* **Dataset entries**
• • •

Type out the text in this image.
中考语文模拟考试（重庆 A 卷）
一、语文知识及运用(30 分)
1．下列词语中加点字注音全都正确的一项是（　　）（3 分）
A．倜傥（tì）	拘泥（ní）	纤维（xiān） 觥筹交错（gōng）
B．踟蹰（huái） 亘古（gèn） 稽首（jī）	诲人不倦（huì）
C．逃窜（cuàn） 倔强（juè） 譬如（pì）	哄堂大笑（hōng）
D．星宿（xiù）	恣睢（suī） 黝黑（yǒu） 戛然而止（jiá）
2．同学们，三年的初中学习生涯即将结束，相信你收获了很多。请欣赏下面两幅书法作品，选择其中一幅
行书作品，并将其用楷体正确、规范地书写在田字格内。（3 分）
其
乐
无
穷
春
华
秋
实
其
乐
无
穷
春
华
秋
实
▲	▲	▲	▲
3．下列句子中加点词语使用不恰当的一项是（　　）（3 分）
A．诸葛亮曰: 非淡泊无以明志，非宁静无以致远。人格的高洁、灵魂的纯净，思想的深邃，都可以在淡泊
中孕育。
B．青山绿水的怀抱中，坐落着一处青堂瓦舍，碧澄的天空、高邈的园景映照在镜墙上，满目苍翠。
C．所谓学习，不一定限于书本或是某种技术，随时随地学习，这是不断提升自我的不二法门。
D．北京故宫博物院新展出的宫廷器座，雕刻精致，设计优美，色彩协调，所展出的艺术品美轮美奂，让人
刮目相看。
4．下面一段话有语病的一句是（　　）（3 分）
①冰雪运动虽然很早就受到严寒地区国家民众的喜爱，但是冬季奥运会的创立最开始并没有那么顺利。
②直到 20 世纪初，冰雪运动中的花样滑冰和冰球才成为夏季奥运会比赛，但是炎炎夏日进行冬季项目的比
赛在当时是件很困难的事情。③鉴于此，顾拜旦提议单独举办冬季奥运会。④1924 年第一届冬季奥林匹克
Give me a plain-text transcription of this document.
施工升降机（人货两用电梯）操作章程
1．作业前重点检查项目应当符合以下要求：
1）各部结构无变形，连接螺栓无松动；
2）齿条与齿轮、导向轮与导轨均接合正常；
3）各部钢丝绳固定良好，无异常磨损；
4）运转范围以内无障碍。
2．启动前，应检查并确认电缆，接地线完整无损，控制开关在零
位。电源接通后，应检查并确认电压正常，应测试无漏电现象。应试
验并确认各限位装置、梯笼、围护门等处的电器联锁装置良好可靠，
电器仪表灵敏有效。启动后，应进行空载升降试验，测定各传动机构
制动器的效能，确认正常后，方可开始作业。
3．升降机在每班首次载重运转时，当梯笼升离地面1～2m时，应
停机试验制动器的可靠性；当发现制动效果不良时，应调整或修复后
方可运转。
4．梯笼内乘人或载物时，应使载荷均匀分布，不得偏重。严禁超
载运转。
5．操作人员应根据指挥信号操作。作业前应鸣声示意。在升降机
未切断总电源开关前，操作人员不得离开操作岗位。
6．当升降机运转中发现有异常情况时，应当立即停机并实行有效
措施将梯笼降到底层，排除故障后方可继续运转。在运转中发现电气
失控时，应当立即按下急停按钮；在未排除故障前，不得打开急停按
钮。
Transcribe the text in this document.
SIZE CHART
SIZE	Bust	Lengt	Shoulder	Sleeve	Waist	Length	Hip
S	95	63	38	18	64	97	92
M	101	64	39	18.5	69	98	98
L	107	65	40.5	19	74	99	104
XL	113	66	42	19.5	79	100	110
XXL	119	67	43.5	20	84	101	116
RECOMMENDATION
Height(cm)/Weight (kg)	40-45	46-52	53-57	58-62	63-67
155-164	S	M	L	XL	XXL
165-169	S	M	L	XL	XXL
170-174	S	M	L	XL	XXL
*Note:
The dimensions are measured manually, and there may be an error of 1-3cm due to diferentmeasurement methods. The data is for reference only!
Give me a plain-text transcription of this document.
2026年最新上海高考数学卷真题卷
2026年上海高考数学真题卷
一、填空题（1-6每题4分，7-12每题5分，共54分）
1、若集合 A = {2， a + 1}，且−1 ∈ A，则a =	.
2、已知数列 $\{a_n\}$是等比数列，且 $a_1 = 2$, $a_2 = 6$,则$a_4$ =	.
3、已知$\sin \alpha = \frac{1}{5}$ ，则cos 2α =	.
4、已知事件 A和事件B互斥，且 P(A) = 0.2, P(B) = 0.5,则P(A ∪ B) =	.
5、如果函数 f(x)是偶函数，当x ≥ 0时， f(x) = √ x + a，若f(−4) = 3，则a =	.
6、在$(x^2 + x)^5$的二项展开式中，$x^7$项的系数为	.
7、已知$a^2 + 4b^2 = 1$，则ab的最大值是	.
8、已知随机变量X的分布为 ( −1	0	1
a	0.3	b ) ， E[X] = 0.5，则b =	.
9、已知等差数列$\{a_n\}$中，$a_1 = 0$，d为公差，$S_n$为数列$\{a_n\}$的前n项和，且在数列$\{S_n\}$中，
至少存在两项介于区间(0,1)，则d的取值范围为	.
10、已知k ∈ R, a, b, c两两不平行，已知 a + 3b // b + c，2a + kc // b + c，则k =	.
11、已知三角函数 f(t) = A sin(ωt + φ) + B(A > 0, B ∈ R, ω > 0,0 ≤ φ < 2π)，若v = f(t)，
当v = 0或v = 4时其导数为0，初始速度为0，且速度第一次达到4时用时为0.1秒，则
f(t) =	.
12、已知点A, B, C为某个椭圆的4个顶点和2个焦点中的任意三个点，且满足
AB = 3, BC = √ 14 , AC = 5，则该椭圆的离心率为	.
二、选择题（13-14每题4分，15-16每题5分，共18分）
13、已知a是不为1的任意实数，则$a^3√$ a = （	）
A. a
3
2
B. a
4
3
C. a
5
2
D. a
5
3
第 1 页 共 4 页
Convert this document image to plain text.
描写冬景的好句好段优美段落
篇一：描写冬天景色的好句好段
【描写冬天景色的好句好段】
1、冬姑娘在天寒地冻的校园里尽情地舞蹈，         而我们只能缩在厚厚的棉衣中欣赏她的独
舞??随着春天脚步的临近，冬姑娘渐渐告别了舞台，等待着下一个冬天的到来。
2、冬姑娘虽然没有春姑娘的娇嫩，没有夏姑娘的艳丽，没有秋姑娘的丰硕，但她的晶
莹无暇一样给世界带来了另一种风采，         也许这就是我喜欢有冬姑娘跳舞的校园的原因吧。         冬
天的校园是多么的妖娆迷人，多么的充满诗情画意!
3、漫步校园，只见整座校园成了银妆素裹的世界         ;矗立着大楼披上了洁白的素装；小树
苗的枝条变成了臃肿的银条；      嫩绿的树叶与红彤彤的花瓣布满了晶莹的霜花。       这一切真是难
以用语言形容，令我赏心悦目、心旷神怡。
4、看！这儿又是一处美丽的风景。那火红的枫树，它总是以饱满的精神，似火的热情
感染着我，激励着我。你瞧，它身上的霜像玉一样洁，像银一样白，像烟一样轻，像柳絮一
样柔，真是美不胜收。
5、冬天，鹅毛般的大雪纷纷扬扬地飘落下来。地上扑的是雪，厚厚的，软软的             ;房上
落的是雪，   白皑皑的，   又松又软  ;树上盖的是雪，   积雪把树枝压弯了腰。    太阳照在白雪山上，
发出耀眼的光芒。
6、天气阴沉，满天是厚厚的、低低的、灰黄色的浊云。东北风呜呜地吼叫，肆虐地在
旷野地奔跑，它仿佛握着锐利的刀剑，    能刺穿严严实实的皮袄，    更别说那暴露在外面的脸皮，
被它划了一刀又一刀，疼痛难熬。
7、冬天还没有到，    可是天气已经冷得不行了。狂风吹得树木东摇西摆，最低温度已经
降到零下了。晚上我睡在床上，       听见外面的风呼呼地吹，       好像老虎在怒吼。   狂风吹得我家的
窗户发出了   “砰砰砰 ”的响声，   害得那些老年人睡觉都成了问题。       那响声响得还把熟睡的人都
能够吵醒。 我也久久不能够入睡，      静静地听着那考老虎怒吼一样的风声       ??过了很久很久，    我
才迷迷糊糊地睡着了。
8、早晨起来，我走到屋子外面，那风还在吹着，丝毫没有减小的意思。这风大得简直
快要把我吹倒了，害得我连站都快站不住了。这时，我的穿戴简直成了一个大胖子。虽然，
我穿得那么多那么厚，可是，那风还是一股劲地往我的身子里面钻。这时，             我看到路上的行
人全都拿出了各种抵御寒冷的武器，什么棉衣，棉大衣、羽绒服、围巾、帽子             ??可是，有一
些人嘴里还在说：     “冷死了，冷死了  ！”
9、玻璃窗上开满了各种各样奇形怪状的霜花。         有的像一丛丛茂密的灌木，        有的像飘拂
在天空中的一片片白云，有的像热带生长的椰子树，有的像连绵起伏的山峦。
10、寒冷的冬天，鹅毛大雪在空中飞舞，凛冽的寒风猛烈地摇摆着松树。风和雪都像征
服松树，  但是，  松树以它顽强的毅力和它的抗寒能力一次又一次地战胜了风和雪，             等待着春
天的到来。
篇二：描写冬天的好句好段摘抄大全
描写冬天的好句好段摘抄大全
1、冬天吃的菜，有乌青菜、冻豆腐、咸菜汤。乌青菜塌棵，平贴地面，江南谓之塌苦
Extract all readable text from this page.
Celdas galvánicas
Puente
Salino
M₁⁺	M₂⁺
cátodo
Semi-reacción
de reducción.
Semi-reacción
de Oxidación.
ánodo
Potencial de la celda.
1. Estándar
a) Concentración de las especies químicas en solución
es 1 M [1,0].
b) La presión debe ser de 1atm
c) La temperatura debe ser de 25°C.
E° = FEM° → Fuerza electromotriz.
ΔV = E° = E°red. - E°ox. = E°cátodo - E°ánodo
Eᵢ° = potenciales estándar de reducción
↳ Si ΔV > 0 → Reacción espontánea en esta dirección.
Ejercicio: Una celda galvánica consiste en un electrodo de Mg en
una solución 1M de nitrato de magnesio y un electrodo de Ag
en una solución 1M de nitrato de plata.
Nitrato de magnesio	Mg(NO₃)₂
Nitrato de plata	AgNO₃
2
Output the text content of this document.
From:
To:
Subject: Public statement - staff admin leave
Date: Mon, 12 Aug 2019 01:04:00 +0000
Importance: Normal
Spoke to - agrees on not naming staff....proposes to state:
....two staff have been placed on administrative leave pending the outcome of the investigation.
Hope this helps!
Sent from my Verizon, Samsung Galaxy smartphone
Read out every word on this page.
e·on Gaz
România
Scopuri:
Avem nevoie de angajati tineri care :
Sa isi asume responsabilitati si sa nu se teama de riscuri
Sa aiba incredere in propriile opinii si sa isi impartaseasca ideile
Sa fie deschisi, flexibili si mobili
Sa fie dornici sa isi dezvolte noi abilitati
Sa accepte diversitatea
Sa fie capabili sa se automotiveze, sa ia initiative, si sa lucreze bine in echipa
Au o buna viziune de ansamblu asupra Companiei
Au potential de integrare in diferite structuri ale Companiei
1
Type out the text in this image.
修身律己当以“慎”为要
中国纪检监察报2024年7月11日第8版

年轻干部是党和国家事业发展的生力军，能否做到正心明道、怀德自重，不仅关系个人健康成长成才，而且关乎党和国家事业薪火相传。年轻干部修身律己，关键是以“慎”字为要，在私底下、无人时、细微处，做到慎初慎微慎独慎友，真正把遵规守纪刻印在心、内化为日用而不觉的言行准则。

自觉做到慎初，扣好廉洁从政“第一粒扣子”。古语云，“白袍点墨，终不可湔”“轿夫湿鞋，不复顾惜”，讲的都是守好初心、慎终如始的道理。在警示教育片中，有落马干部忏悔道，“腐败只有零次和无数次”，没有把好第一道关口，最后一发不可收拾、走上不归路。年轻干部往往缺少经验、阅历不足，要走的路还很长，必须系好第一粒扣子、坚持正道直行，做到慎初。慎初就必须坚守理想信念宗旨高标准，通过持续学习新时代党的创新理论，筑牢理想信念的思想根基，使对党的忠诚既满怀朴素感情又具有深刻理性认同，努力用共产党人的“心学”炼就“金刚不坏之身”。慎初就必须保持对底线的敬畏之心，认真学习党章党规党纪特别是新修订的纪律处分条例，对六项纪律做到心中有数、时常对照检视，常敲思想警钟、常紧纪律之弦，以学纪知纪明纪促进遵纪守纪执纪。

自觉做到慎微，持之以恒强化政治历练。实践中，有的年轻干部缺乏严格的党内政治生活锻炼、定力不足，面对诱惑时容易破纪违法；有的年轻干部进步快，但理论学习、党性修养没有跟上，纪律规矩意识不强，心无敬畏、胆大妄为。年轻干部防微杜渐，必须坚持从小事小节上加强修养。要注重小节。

• • •

* **Given task**
Take every line that includes the string "leave" and copy it.

* **Reply to the exercise**
Subject: Public statement - staff admin leave
....two staff have been placed on administrative leave pending the outcome of the investigation.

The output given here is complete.